Saya lulus SMK pada tahun 2012. Pada tahun itu, sial-sialnya angkatan saya. Banyak perusahaan yang sedang close recruitment termasuk PKT. Padahal, hampir setiap tahun, PKT selalu buka lowongan. Tapi entah kenapa ketika angkatan saya lulus, PKT malah nggak buka lowongan. Melawak bos???
Akhirnya saya masuk kuliah. Setelah saya jalan kuliah hampir 3 bulan, PKT pun menginformasikan buka lowongan lewat website resminya.

Pada saat itu, Saya ngontrak rumah dengan 3 orang teman. Berdasarkan persyaratan PKT, mereka bertiga lolos persayaratan. Terus bagaimana dengan saya?  dari persyaratan itu aja saya sudah nggak lolos. Karena, lulusan elektro tidak sedang dicari. Saat itu saya kesel banget. Jarang-jarang hal itu terjadi. Soalnya tahun-tahun sebelumnya, elektro/kelistrikan ini pasti selalu dicari.

Selain itu, pada tahun tersebut yang membuat saya lebih heran lagi, justru anak-anak SMA jurusan IPA yang lebih dicari. Ini jarang banget PKT lakukan. Kalaupun tahun-tahun sebelumnya IPA juga dicari, itu pasti kuotanya sedikit. Tapi tahun itu, beda ceritanya. Kuota IPA justru paling banyak. Makanya tahun tersebut, anak-anak IPA yang paling banyak lolos PKT.


“Lah terus supaya apa SMK ada bro kalo ujung-ujungnya yang SMK malah di telantarkan seperti ini?” kira-kira seperti itu obrolan kami dikontrakan.

Kemudian, Salah satu teman kami dikontrakan yang anak SMA jurusan IPA itu akhirnya lolos PKT. Kami bertiga yang muni dari SMK malah kuliah bukannya kerja.

Lucu ya? Jadi kebalik gitu. Yang seharusnya kuliah itu anak IPA, eh ini malah anak SMK yang kuliah.

Yang menjengkelkan dari PKT belum berakhir sampai disitu. Tahun 2013, PKT buka lowongan lagi. Tapi, saat itu saya lagi padat-padatnya kuliah. Kalaupun ikut, pasti setengah-setengah, nggak ada persiapan. Selama tahun 2013, seingat saya PKT buka lowongan sebanyak 2 atau 3 kali. Kampret banget kan?

## Tugas
Lanjutkan cerita tentang gagal masuk PKT di atas, mulai sesudah kalimat terakhirnya. Daftar data sesudah ini diambil dari sumber yang berbeda.

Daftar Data

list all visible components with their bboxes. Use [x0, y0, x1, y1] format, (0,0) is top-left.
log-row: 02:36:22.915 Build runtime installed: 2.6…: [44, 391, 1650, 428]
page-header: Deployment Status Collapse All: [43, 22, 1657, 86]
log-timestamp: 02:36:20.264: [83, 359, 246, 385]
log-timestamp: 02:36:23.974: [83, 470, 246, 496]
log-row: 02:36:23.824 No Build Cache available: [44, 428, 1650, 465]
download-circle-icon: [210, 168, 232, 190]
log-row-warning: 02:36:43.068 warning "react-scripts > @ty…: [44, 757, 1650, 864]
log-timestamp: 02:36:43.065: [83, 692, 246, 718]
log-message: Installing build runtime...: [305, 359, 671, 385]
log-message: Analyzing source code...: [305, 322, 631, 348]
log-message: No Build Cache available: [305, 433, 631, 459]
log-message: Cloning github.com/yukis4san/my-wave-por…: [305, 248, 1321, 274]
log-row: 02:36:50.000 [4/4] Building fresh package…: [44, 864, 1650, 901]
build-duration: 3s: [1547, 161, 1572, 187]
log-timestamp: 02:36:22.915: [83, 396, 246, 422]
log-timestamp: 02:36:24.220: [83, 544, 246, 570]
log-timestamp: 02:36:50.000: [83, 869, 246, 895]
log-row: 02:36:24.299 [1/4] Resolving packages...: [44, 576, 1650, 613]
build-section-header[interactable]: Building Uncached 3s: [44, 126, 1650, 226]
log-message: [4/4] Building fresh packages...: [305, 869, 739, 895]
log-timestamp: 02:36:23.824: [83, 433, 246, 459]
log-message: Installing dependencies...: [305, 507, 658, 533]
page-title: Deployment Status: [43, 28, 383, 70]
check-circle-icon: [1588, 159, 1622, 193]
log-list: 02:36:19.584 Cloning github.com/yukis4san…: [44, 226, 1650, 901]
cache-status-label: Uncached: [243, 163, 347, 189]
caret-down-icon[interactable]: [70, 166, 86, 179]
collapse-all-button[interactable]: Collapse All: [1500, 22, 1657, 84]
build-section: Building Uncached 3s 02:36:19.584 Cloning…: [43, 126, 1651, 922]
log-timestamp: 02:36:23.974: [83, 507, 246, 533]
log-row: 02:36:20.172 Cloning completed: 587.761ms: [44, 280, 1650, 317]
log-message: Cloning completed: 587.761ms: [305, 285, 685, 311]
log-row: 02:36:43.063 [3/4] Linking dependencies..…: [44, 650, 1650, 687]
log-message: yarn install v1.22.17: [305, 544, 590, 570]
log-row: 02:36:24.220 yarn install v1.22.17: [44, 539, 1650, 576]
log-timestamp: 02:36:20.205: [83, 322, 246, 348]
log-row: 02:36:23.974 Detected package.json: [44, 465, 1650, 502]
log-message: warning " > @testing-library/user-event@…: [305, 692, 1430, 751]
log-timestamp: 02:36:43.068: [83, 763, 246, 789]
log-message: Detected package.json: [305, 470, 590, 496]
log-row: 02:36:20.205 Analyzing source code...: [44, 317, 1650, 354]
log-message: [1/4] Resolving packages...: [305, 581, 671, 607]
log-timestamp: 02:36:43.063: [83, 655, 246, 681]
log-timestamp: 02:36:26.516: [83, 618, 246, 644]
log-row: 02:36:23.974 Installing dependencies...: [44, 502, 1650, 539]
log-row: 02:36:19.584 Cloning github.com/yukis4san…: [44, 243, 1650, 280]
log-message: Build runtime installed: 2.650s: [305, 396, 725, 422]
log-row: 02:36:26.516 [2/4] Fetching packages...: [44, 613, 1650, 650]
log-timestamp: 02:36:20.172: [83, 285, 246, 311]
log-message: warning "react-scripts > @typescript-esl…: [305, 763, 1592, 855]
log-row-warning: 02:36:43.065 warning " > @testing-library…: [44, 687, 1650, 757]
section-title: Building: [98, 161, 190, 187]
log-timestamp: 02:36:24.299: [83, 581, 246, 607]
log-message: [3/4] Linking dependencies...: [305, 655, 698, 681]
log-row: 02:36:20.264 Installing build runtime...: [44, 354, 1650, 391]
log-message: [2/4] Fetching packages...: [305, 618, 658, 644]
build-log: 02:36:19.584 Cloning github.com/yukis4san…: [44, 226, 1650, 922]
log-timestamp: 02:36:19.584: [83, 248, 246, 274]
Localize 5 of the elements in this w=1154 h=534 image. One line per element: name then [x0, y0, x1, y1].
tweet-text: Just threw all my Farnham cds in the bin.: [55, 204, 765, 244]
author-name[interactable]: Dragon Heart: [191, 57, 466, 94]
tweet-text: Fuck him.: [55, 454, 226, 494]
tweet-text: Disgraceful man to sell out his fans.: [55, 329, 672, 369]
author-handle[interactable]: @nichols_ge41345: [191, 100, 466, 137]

==

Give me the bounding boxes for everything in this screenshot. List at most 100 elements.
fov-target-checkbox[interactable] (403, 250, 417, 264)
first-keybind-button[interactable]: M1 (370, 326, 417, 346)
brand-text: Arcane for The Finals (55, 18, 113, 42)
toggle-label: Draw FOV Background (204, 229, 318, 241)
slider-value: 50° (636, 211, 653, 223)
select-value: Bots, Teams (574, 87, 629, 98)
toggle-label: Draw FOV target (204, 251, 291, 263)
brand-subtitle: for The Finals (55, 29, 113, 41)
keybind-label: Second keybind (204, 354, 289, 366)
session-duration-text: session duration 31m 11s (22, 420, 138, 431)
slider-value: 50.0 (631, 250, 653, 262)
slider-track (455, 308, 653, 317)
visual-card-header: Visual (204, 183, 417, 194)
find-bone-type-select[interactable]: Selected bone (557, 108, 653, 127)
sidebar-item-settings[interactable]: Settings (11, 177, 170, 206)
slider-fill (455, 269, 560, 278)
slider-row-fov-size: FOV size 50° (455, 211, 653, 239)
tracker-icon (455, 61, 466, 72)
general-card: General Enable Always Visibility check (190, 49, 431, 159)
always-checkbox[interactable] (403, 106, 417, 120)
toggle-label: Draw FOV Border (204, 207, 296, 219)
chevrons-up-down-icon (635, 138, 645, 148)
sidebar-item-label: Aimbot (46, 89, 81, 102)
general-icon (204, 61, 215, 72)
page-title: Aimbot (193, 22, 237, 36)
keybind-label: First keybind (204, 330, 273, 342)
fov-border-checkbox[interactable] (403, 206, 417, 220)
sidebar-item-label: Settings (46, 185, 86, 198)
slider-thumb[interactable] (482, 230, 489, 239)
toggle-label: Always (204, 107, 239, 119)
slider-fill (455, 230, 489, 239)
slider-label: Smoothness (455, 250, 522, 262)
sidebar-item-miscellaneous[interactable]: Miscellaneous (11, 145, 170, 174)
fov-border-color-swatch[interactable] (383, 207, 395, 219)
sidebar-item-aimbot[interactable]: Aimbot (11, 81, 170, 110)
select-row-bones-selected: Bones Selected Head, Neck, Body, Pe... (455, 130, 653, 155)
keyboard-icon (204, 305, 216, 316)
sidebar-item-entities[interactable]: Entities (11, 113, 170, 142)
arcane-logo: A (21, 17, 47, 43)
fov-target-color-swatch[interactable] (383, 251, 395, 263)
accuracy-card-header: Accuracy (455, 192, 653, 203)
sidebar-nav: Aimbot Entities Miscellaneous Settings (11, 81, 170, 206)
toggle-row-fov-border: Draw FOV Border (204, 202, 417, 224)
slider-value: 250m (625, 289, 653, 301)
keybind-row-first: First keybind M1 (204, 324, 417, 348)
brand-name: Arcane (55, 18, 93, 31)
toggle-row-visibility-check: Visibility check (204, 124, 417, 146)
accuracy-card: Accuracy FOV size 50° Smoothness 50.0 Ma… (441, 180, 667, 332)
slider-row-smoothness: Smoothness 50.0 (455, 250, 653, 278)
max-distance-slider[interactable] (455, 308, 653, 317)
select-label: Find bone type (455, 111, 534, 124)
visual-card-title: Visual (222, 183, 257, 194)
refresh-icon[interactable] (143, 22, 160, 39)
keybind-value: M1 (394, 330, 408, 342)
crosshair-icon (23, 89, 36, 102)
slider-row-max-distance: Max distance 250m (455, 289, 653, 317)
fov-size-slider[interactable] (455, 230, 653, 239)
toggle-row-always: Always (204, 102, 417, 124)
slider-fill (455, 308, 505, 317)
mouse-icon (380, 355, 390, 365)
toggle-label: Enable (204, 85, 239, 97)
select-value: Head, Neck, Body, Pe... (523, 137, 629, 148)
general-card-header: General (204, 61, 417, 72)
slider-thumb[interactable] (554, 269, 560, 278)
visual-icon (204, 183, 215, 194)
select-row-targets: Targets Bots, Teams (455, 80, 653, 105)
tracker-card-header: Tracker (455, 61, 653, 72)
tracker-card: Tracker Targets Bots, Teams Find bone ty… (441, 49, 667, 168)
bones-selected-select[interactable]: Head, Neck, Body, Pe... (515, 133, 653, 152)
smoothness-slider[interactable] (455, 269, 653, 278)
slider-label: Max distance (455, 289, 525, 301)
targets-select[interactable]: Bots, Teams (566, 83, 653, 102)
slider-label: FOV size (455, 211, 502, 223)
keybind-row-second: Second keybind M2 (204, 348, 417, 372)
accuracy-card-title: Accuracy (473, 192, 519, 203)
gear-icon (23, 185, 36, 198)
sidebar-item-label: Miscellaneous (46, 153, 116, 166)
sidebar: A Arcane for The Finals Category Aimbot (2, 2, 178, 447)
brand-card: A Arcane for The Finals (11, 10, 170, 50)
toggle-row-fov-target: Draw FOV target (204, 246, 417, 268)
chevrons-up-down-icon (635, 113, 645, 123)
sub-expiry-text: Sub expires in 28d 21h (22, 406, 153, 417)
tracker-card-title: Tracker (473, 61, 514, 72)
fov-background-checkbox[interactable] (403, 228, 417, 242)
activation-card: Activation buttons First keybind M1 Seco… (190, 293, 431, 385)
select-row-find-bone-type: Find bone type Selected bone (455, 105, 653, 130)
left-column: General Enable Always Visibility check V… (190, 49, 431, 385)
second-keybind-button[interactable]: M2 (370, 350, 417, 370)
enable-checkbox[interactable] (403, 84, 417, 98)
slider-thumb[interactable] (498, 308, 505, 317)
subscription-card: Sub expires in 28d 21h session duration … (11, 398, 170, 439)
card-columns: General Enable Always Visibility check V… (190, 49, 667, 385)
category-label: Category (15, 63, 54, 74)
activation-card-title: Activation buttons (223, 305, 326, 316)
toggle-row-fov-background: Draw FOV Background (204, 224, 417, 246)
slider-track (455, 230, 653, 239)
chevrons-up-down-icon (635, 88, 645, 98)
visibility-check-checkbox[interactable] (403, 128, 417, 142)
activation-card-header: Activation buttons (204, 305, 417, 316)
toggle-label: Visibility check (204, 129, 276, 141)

## Jawaban
Dari teman-teman saya sejurusan dulu, yang memilih kuliah cuma 2 orang, saya dan Coki. Sisanya lebih memilih “nyari kerja”. Alhamdulillah pada tahun 2013, ada 2 orang teman saya yang lolos PKT. Saya ikut bangga sih tapi sekaligus saya iri juga. Soalnya, mereka lolos di tempat kerja yang saya inginkan. Yang membuat iri itu makin besar, karena beberapa kali kesempatan saya tidak mengikuti perekrutan PKT. Karena saya di suruh fokus kuliah dulu oleh kedua orangtua saya. Saya di larang pulang ke Bontang.

Ah, sial-sial !!

Tapi sebenarnya juga, dari hati saya lebih memilih kuliah dulu daripada bekerja. Soalnya masih muda banget, sayang kalau usia semuda itu nggak di manfaatkan untuk pendidikan setingi-tingginya.

Saya mengabaikan perusahaan yang banyak bertebaran itu. Masalah saya cuma sama PKT. Sampai-sampai saya punya prinsip, “kalau saya nggak kerja di PKT, saya lebih milih kuliah.” Saya lebih milih kuliah daripada saya mencari kerja di tempat lain. Saya mau bekerja, tapi di PKT. Prinsip macam apa ini? Haha.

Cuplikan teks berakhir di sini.